> Extracted text:

The Queen v Hunter

Case

[2009] NZCA 249

17 June 2009

No judgment structure available for this case.

IN THE COURT OF APPEAL OF NEW ZEALAND

CA221/2008
[2009] NZCA 249

THE QUEEN

v

SHANE AARON HUNTER

Hearing:27 May 2009

Court:Hammond, Ronald Young and Clifford JJ

Counsel:J W Mackey for Appellant


N P Chisnall for Crown

Judgment:17 June 2009 at 3 pm

JUDGMENT OF THE COURT

The appeal is dismissed.

____________________________________________________________________

REASONS OF THE COURT

(Given by Ronald Young J)

Introduction

[1]       A jury found the appellant guilty of causing grievous bodily harm with intent (s 188(1) Crimes Act 1961) when they accepted he had deliberately driven his car at the victim injuring his shoulder, upper back and right knee and fracturing his ankle in three places.

[2]       The appellant submits that a miscarriage of justice has occurred arising from his trial counsel’s conduct.  He also claims that there was undue delay between the events which gave rise to the trial and the trial such that a stay of proceedings should have been ordered: s 25(b) New Zealand Bill of Rights Act 1990.

Facts

[3]       The Crown case at trial was that an employment dispute arose between Mr Victor Anderson, the complainant, and the appellant.  Mr Anderson maintained the appellant owed him wages for work done.  They arranged to meet in the early hours of the morning on 5 February 2006 at Madills Farm in Kohimarama, Auckland.

[4]       Mr Anderson said the appellant turned up with his brother and at least one other man and threatened him.  He said the appellant then drove his car directly at him, striking him and dragging him 15 metres along the road causing the injuries described.  Shortly afterwards a friend of the complainant arrived and damaged the appellant’s car with a fence paling.

[5]       The appellant’s case, based on a statement to the Police, was that when he arrived at Madills Farm his car was attacked by the complainant and his friends and when he tried to escape he accidentally ran over the complainant.  He said, therefore, he did not intentionally cause any injury and in any event he was acting in self-defence fearing being physically assaulted by the complainant and his friends.

[6]       The appellant alleges his trial counsel made five errors in his conduct of the case, which either individually or collectively give rise to a miscarriage of justice.  We consider each in turn.

> Material:
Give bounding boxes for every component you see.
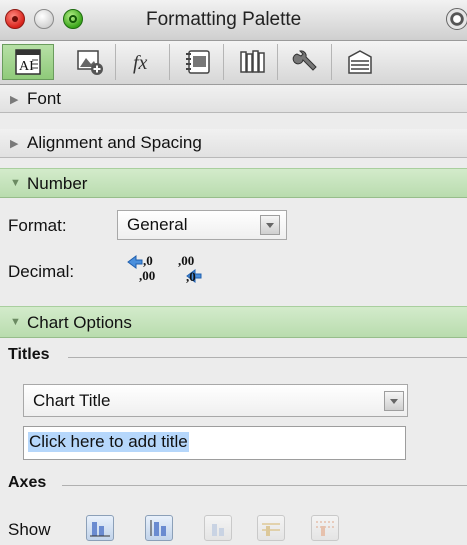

> Exercise tasks:
A. Reproduce the passage of The Queen v Hunter judgment that opens with the words containing "Judgment:17 June 2009 at" and closes with "Ronald Young J)".
B. In The Queen v Hunter judgment, what did the complainant's friend use to damage the appellant's car?
Work only from the judgment text, not the listing.

> Answers below:
A.
Judgment:17 June 2009 at 3 pm

JUDGMENT OF THE COURT

The appeal is dismissed.

____________________________________________________________________

REASONS OF THE COURT

(Given by Ronald Young J)

B. A fence paling.